Problem:
Copy the records below exactly, omitting any pictures they contain.

============

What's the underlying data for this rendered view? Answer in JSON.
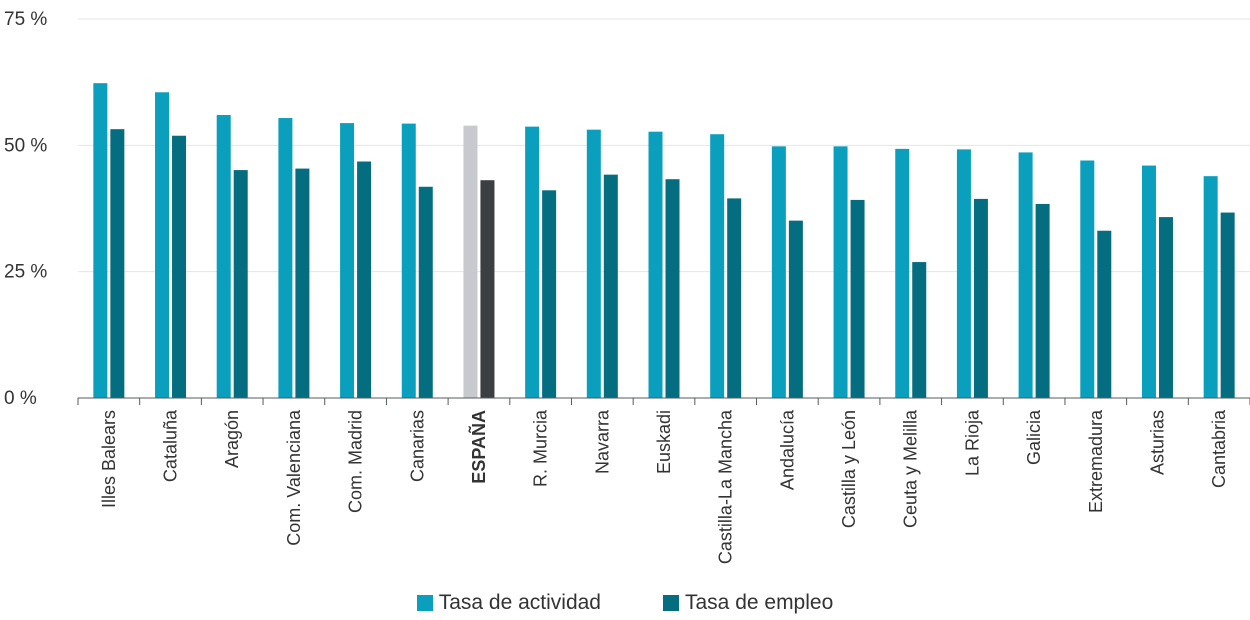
{
  "chart_data": {
    "type": "bar",
    "title": "",
    "xlabel": "",
    "ylabel": "",
    "ylim": [
      0,
      75
    ],
    "yticks": [
      0,
      25,
      50,
      75
    ],
    "ytick_labels": [
      "0 %",
      "25 %",
      "50 %",
      "75 %"
    ],
    "grid": true,
    "legend_position": "bottom-center",
    "categories": [
      "Illes Balears",
      "Cataluña",
      "Aragón",
      "Com. Valenciana",
      "Com. Madrid",
      "Canarias",
      "ESPAÑA",
      "R. Murcia",
      "Navarra",
      "Euskadi",
      "Castilla-La Mancha",
      "Andalucía",
      "Castilla y León",
      "Ceuta y Melilla",
      "La Rioja",
      "Galicia",
      "Extremadura",
      "Asturias",
      "Cantabria"
    ],
    "highlight_category": "ESPAÑA",
    "series": [
      {
        "name": "Tasa de actividad",
        "color": "#0b9fbe",
        "highlight_color": "#c6c9ce",
        "values": [
          62.3,
          60.5,
          56.0,
          55.4,
          54.4,
          54.3,
          53.9,
          53.7,
          53.1,
          52.7,
          52.2,
          49.8,
          49.8,
          49.3,
          49.2,
          48.6,
          47.0,
          46.0,
          43.9
        ]
      },
      {
        "name": "Tasa de empleo",
        "color": "#046e80",
        "highlight_color": "#3c3f42",
        "values": [
          53.2,
          51.9,
          45.1,
          45.4,
          46.8,
          41.8,
          43.1,
          41.1,
          44.2,
          43.3,
          39.5,
          35.1,
          39.2,
          26.9,
          39.4,
          38.4,
          33.1,
          35.8,
          36.7
        ]
      }
    ]
  }
}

============

Exercise answer:
What's the underlying data for this rendered view? Answer in JSON.
{
  "chart_data": {
    "type": "bar",
    "title": "",
    "xlabel": "",
    "ylabel": "",
    "ylim": [
      0,
      75
    ],
    "yticks": [
      0,
      25,
      50,
      75
    ],
    "ytick_labels": [
      "0 %",
      "25 %",
      "50 %",
      "75 %"
    ],
    "grid": true,
    "legend_position": "bottom-center",
    "categories": [
      "Illes Balears",
      "Cataluña",
      "Aragón",
      "Com. Valenciana",
      "Com. Madrid",
      "Canarias",
      "ESPAÑA",
      "R. Murcia",
      "Navarra",
      "Euskadi",
      "Castilla-La Mancha",
      "Andalucía",
      "Castilla y León",
      "Ceuta y Melilla",
      "La Rioja",
      "Galicia",
      "Extremadura",
      "Asturias",
      "Cantabria"
    ],
    "highlight_category": "ESPAÑA",
    "series": [
      {
        "name": "Tasa de actividad",
        "color": "#0b9fbe",
        "highlight_color": "#c6c9ce",
        "values": [
          62.3,
          60.5,
          56.0,
          55.4,
          54.4,
          54.3,
          53.9,
          53.7,
          53.1,
          52.7,
          52.2,
          49.8,
          49.8,
          49.3,
          49.2,
          48.6,
          47.0,
          46.0,
          43.9
        ]
      },
      {
        "name": "Tasa de empleo",
        "color": "#046e80",
        "highlight_color": "#3c3f42",
        "values": [
          53.2,
          51.9,
          45.1,
          45.4,
          46.8,
          41.8,
          43.1,
          41.1,
          44.2,
          43.3,
          39.5,
          35.1,
          39.2,
          26.9,
          39.4,
          38.4,
          33.1,
          35.8,
          36.7
        ]
      }
    ]
  }
}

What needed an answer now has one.